___ Entries provided ___
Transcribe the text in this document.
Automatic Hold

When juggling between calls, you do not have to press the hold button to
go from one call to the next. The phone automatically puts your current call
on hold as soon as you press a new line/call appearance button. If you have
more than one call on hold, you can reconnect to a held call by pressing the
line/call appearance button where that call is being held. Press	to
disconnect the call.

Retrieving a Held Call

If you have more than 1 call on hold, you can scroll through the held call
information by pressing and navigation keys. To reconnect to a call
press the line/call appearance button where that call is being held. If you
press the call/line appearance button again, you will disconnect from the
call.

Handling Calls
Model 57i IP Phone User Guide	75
___
__Your task__: Your task is to print all of the records exactly.

__Answer to this task__:
Transcribe the text in this document.
Automatic Hold

When juggling between calls, you do not have to press the hold button to
go from one call to the next. The phone automatically puts your current call
on hold as soon as you press a new line/call appearance button. If you have
more than one call on hold, you can reconnect to a held call by pressing the
line/call appearance button where that call is being held. Press	to
disconnect the call.

Retrieving a Held Call

If you have more than 1 call on hold, you can scroll through the held call
information by pressing and navigation keys. To reconnect to a call
press the line/call appearance button where that call is being held. If you
press the call/line appearance button again, you will disconnect from the
call.

Handling Calls
Model 57i IP Phone User Guide	75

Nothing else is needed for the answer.